[Figure contents as structured data]
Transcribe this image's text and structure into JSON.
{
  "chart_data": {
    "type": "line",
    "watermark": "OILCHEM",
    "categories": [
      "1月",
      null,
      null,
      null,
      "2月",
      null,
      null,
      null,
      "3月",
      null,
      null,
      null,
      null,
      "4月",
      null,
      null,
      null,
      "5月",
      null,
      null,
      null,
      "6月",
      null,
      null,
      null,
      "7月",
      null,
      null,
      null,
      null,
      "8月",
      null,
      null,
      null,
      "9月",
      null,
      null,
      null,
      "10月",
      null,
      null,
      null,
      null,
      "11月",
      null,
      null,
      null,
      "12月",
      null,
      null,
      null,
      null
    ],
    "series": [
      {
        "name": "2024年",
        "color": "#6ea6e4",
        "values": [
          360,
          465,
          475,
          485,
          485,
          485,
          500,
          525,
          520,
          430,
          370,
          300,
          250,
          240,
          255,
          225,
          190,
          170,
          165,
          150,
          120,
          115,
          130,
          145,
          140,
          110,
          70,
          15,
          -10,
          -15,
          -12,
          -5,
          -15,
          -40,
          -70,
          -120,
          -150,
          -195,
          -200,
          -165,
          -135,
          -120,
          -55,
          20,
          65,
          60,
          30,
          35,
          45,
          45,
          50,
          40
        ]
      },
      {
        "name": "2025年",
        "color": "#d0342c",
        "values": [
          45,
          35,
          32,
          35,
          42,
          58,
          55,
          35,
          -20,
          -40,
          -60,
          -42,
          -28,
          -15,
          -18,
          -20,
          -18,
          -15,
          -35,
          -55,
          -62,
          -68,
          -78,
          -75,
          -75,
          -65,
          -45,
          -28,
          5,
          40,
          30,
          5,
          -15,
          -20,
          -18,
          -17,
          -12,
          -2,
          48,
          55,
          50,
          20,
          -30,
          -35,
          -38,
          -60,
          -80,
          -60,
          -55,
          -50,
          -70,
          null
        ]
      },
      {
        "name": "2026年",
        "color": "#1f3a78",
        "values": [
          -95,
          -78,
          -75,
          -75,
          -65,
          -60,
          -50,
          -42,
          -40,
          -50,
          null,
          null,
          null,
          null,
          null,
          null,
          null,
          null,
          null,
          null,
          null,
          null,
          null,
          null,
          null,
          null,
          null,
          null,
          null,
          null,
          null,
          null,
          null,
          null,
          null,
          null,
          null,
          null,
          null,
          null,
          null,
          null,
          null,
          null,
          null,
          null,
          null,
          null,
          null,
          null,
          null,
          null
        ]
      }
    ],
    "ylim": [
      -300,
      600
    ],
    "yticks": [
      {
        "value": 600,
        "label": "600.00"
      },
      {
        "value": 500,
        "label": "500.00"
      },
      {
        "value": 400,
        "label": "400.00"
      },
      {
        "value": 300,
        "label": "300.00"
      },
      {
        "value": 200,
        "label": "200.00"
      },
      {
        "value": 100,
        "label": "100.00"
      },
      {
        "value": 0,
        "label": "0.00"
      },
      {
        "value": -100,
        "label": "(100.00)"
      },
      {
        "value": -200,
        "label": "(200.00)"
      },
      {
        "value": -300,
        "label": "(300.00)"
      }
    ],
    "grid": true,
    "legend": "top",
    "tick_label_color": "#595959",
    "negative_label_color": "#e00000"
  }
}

**Short problem**
Go through the listing and print each line exactly as it appears.

**Result of this task**
Transcribe this image's text and structure into JSON.
{
  "chart_data": {
    "type": "line",
    "watermark": "OILCHEM",
    "categories": [
      "1月",
      null,
      null,
      null,
      "2月",
      null,
      null,
      null,
      "3月",
      null,
      null,
      null,
      null,
      "4月",
      null,
      null,
      null,
      "5月",
      null,
      null,
      null,
      "6月",
      null,
      null,
      null,
      "7月",
      null,
      null,
      null,
      null,
      "8月",
      null,
      null,
      null,
      "9月",
      null,
      null,
      null,
      "10月",
      null,
      null,
      null,
      null,
      "11月",
      null,
      null,
      null,
      "12月",
      null,
      null,
      null,
      null
    ],
    "series": [
      {
        "name": "2024年",
        "color": "#6ea6e4",
        "values": [
          360,
          465,
          475,
          485,
          485,
          485,
          500,
          525,
          520,
          430,
          370,
          300,
          250,
          240,
          255,
          225,
          190,
          170,
          165,
          150,
          120,
          115,
          130,
          145,
          140,
          110,
          70,
          15,
          -10,
          -15,
          -12,
          -5,
          -15,
          -40,
          -70,
          -120,
          -150,
          -195,
          -200,
          -165,
          -135,
          -120,
          -55,
          20,
          65,
          60,
          30,
          35,
          45,
          45,
          50,
          40
        ]
      },
      {
        "name": "2025年",
        "color": "#d0342c",
        "values": [
          45,
          35,
          32,
          35,
          42,
          58,
          55,
          35,
          -20,
          -40,
          -60,
          -42,
          -28,
          -15,
          -18,
          -20,
          -18,
          -15,
          -35,
          -55,
          -62,
          -68,
          -78,
          -75,
          -75,
          -65,
          -45,
          -28,
          5,
          40,
          30,
          5,
          -15,
          -20,
          -18,
          -17,
          -12,
          -2,
          48,
          55,
          50,
          20,
          -30,
          -35,
          -38,
          -60,
          -80,
          -60,
          -55,
          -50,
          -70,
          null
        ]
      },
      {
        "name": "2026年",
        "color": "#1f3a78",
        "values": [
          -95,
          -78,
          -75,
          -75,
          -65,
          -60,
          -50,
          -42,
          -40,
          -50,
          null,
          null,
          null,
          null,
          null,
          null,
          null,
          null,
          null,
          null,
          null,
          null,
          null,
          null,
          null,
          null,
          null,
          null,
          null,
          null,
          null,
          null,
          null,
          null,
          null,
          null,
          null,
          null,
          null,
          null,
          null,
          null,
          null,
          null,
          null,
          null,
          null,
          null,
          null,
          null,
          null,
          null
        ]
      }
    ],
    "ylim": [
      -300,
      600
    ],
    "yticks": [
      {
        "value": 600,
        "label": "600.00"
      },
      {
        "value": 500,
        "label": "500.00"
      },
      {
        "value": 400,
        "label": "400.00"
      },
      {
        "value": 300,
        "label": "300.00"
      },
      {
        "value": 200,
        "label": "200.00"
      },
      {
        "value": 100,
        "label": "100.00"
      },
      {
        "value": 0,
        "label": "0.00"
      },
      {
        "value": -100,
        "label": "(100.00)"
      },
      {
        "value": -200,
        "label": "(200.00)"
      },
      {
        "value": -300,
        "label": "(300.00)"
      }
    ],
    "grid": true,
    "legend": "top",
    "tick_label_color": "#595959",
    "negative_label_color": "#e00000"
  }
}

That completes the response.